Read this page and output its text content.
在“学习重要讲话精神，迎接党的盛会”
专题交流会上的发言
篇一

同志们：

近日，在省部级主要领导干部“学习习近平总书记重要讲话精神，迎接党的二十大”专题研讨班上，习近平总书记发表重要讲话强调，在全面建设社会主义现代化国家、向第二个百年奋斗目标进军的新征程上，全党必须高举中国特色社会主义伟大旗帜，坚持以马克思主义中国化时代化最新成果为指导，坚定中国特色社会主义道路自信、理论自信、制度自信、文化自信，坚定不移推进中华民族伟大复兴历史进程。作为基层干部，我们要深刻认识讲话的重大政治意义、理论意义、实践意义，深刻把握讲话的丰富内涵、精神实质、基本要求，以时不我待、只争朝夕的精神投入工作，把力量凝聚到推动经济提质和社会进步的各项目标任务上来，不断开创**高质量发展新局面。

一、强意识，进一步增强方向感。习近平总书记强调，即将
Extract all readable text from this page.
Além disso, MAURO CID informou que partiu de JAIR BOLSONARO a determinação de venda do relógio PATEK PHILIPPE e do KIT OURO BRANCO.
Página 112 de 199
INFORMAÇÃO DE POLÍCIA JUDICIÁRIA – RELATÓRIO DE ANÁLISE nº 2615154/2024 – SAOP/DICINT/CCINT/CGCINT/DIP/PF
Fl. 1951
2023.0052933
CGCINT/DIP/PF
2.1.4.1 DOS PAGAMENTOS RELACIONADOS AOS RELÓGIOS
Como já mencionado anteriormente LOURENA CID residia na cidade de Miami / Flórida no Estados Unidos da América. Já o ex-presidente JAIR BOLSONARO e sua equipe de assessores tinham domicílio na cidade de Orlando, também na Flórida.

● **WORK TO BE COMPLETED**
Quote the entire listing above exactly.

● **COMPLETE OUTPUT**
Read this page and output its text content.
在“学习重要讲话精神，迎接党的盛会”
专题交流会上的发言
篇一

同志们：

近日，在省部级主要领导干部“学习习近平总书记重要讲话精神，迎接党的二十大”专题研讨班上，习近平总书记发表重要讲话强调，在全面建设社会主义现代化国家、向第二个百年奋斗目标进军的新征程上，全党必须高举中国特色社会主义伟大旗帜，坚持以马克思主义中国化时代化最新成果为指导，坚定中国特色社会主义道路自信、理论自信、制度自信、文化自信，坚定不移推进中华民族伟大复兴历史进程。作为基层干部，我们要深刻认识讲话的重大政治意义、理论意义、实践意义，深刻把握讲话的丰富内涵、精神实质、基本要求，以时不我待、只争朝夕的精神投入工作，把力量凝聚到推动经济提质和社会进步的各项目标任务上来，不断开创**高质量发展新局面。

一、强意识，进一步增强方向感。习近平总书记强调，即将
Extract all readable text from this page.
Além disso, MAURO CID informou que partiu de JAIR BOLSONARO a determinação de venda do relógio PATEK PHILIPPE e do KIT OURO BRANCO.
Página 112 de 199
INFORMAÇÃO DE POLÍCIA JUDICIÁRIA – RELATÓRIO DE ANÁLISE nº 2615154/2024 – SAOP/DICINT/CCINT/CGCINT/DIP/PF
Fl. 1951
2023.0052933
CGCINT/DIP/PF
2.1.4.1 DOS PAGAMENTOS RELACIONADOS AOS RELÓGIOS
Como já mencionado anteriormente LOURENA CID residia na cidade de Miami / Flórida no Estados Unidos da América. Já o ex-presidente JAIR BOLSONARO e sua equipe de assessores tinham domicílio na cidade de Orlando, também na Flórida.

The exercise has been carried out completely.